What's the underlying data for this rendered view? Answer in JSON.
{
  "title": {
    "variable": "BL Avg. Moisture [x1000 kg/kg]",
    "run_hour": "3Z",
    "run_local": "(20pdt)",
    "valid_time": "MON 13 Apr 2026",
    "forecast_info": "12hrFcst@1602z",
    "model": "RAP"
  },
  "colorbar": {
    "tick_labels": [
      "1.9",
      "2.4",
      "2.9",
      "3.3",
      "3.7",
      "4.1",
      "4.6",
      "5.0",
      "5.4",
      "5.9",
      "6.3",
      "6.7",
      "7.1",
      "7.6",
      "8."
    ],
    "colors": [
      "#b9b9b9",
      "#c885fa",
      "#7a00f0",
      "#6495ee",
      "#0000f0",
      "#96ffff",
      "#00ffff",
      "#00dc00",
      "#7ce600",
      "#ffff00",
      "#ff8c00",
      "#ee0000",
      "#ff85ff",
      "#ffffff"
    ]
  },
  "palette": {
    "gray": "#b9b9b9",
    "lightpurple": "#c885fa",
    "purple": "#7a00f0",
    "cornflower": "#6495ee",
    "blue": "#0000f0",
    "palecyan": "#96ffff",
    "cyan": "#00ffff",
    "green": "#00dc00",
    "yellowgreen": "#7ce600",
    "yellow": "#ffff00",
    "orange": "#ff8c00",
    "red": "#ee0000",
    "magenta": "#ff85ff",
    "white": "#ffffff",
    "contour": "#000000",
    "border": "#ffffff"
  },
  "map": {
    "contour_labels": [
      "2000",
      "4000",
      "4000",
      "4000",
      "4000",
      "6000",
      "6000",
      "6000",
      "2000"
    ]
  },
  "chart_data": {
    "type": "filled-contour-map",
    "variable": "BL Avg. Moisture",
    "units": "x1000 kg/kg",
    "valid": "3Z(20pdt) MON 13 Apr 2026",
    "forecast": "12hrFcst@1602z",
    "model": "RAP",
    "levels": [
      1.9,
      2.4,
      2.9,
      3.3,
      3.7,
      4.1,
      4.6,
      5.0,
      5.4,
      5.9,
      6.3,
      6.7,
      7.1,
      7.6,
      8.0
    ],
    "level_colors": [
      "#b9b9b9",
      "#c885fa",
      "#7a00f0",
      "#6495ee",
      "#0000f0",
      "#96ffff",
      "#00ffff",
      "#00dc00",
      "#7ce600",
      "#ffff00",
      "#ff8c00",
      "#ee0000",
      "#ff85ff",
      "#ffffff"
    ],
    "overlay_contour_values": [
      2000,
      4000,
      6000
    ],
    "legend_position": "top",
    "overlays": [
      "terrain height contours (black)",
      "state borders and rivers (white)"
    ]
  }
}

_ _ _ _ _

● **TASK STATEMENT**: Each line of the listing should be copied exactly.

● **THE OUTPUT**:
What's the underlying data for this rendered view? Answer in JSON.
{
  "title": {
    "variable": "BL Avg. Moisture [x1000 kg/kg]",
    "run_hour": "3Z",
    "run_local": "(20pdt)",
    "valid_time": "MON 13 Apr 2026",
    "forecast_info": "12hrFcst@1602z",
    "model": "RAP"
  },
  "colorbar": {
    "tick_labels": [
      "1.9",
      "2.4",
      "2.9",
      "3.3",
      "3.7",
      "4.1",
      "4.6",
      "5.0",
      "5.4",
      "5.9",
      "6.3",
      "6.7",
      "7.1",
      "7.6",
      "8."
    ],
    "colors": [
      "#b9b9b9",
      "#c885fa",
      "#7a00f0",
      "#6495ee",
      "#0000f0",
      "#96ffff",
      "#00ffff",
      "#00dc00",
      "#7ce600",
      "#ffff00",
      "#ff8c00",
      "#ee0000",
      "#ff85ff",
      "#ffffff"
    ]
  },
  "palette": {
    "gray": "#b9b9b9",
    "lightpurple": "#c885fa",
    "purple": "#7a00f0",
    "cornflower": "#6495ee",
    "blue": "#0000f0",
    "palecyan": "#96ffff",
    "cyan": "#00ffff",
    "green": "#00dc00",
    "yellowgreen": "#7ce600",
    "yellow": "#ffff00",
    "orange": "#ff8c00",
    "red": "#ee0000",
    "magenta": "#ff85ff",
    "white": "#ffffff",
    "contour": "#000000",
    "border": "#ffffff"
  },
  "map": {
    "contour_labels": [
      "2000",
      "4000",
      "4000",
      "4000",
      "4000",
      "6000",
      "6000",
      "6000",
      "2000"
    ]
  },
  "chart_data": {
    "type": "filled-contour-map",
    "variable": "BL Avg. Moisture",
    "units": "x1000 kg/kg",
    "valid": "3Z(20pdt) MON 13 Apr 2026",
    "forecast": "12hrFcst@1602z",
    "model": "RAP",
    "levels": [
      1.9,
      2.4,
      2.9,
      3.3,
      3.7,
      4.1,
      4.6,
      5.0,
      5.4,
      5.9,
      6.3,
      6.7,
      7.1,
      7.6,
      8.0
    ],
    "level_colors": [
      "#b9b9b9",
      "#c885fa",
      "#7a00f0",
      "#6495ee",
      "#0000f0",
      "#96ffff",
      "#00ffff",
      "#00dc00",
      "#7ce600",
      "#ffff00",
      "#ff8c00",
      "#ee0000",
      "#ff85ff",
      "#ffffff"
    ],
    "overlay_contour_values": [
      2000,
      4000,
      6000
    ],
    "legend_position": "top",
    "overlays": [
      "terrain height contours (black)",
      "state borders and rivers (white)"
    ]
  }
}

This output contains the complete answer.